EXERCISE DIRECTIONS. The records below must be copied in full; omit the images.

## begin EXTRACTED ENTRIES

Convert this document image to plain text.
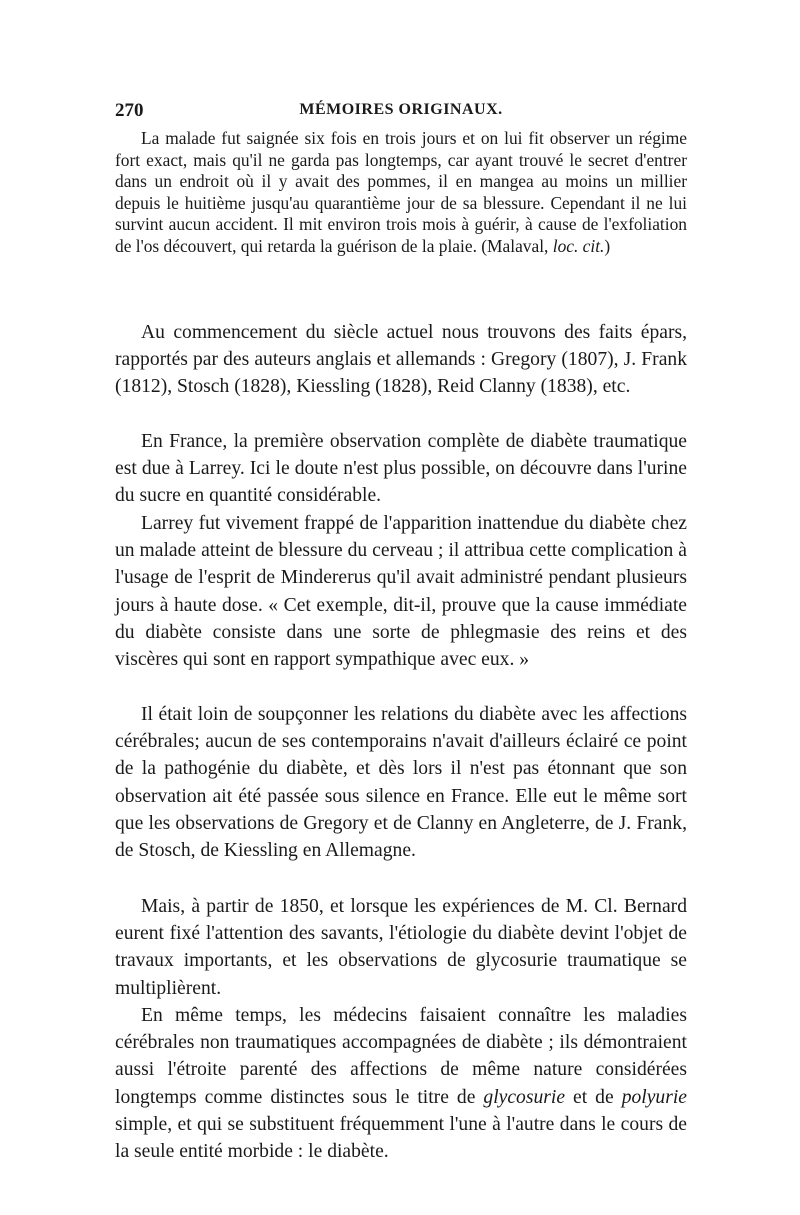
270	MÉMOIRES ORIGINAUX.

La malade fut saignée six fois en trois jours et on lui fit observer un régime fort exact, mais qu'il ne garda pas longtemps, car ayant trouvé le secret d'entrer dans un endroit où il y avait des pommes, il en mangea au moins un millier depuis le huitième jusqu'au quarantième jour de sa blessure. Cependant il ne lui survint aucun accident. Il mit environ trois mois à guérir, à cause de l'exfoliation de l'os découvert, qui retarda la guérison de la plaie. (Malaval, loc. cit.)

Au commencement du siècle actuel nous trouvons des faits épars, rapportés par des auteurs anglais et allemands : Gregory (1807), J. Frank (1812), Stosch (1828), Kiessling (1828), Reid Clanny (1838), etc.

En France, la première observation complète de diabète traumatique est due à Larrey. Ici le doute n'est plus possible, on découvre dans l'urine du sucre en quantité considérable.

Larrey fut vivement frappé de l'apparition inattendue du diabète chez un malade atteint de blessure du cerveau ; il attribua cette complication à l'usage de l'esprit de Mindererus qu'il avait administré pendant plusieurs jours à haute dose. « Cet exemple, dit-il, prouve que la cause immédiate du diabète consiste dans une sorte de phlegmasie des reins et des viscères qui sont en rapport sympathique avec eux. »

Il était loin de soupçonner les relations du diabète avec les affections cérébrales; aucun de ses contemporains n'avait d'ailleurs éclairé ce point de la pathogénie du diabète, et dès lors il n'est pas étonnant que son observation ait été passée sous silence en France. Elle eut le même sort que les observations de Gregory et de Clanny en Angleterre, de J. Frank, de Stosch, de Kiessling en Allemagne.

Mais, à partir de 1850, et lorsque les expériences de M. Cl. Bernard eurent fixé l'attention des savants, l'étiologie du diabète devint l'objet de travaux importants, et les observations de glycosurie traumatique se multiplièrent.

En même temps, les médecins faisaient connaître les maladies cérébrales non traumatiques accompagnées de diabète ; ils démontraient aussi l'étroite parenté des affections de même nature considérées longtemps comme distinctes sous le titre de glycosurie et de polyurie simple, et qui se substituent fréquemment l'une à l'autre dans le cours de la seule entité morbide : le diabète.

## end EXTRACTED ENTRIES

SOLUTION FOR THIS PROBLEM.
Convert this document image to plain text.
270	MÉMOIRES ORIGINAUX.

La malade fut saignée six fois en trois jours et on lui fit observer un régime fort exact, mais qu'il ne garda pas longtemps, car ayant trouvé le secret d'entrer dans un endroit où il y avait des pommes, il en mangea au moins un millier depuis le huitième jusqu'au quarantième jour de sa blessure. Cependant il ne lui survint aucun accident. Il mit environ trois mois à guérir, à cause de l'exfoliation de l'os découvert, qui retarda la guérison de la plaie. (Malaval, loc. cit.)

Au commencement du siècle actuel nous trouvons des faits épars, rapportés par des auteurs anglais et allemands : Gregory (1807), J. Frank (1812), Stosch (1828), Kiessling (1828), Reid Clanny (1838), etc.

En France, la première observation complète de diabète traumatique est due à Larrey. Ici le doute n'est plus possible, on découvre dans l'urine du sucre en quantité considérable.

Larrey fut vivement frappé de l'apparition inattendue du diabète chez un malade atteint de blessure du cerveau ; il attribua cette complication à l'usage de l'esprit de Mindererus qu'il avait administré pendant plusieurs jours à haute dose. « Cet exemple, dit-il, prouve que la cause immédiate du diabète consiste dans une sorte de phlegmasie des reins et des viscères qui sont en rapport sympathique avec eux. »

Il était loin de soupçonner les relations du diabète avec les affections cérébrales; aucun de ses contemporains n'avait d'ailleurs éclairé ce point de la pathogénie du diabète, et dès lors il n'est pas étonnant que son observation ait été passée sous silence en France. Elle eut le même sort que les observations de Gregory et de Clanny en Angleterre, de J. Frank, de Stosch, de Kiessling en Allemagne.

Mais, à partir de 1850, et lorsque les expériences de M. Cl. Bernard eurent fixé l'attention des savants, l'étiologie du diabète devint l'objet de travaux importants, et les observations de glycosurie traumatique se multiplièrent.

En même temps, les médecins faisaient connaître les maladies cérébrales non traumatiques accompagnées de diabète ; ils démontraient aussi l'étroite parenté des affections de même nature considérées longtemps comme distinctes sous le titre de glycosurie et de polyurie simple, et qui se substituent fréquemment l'une à l'autre dans le cours de la seule entité morbide : le diabète.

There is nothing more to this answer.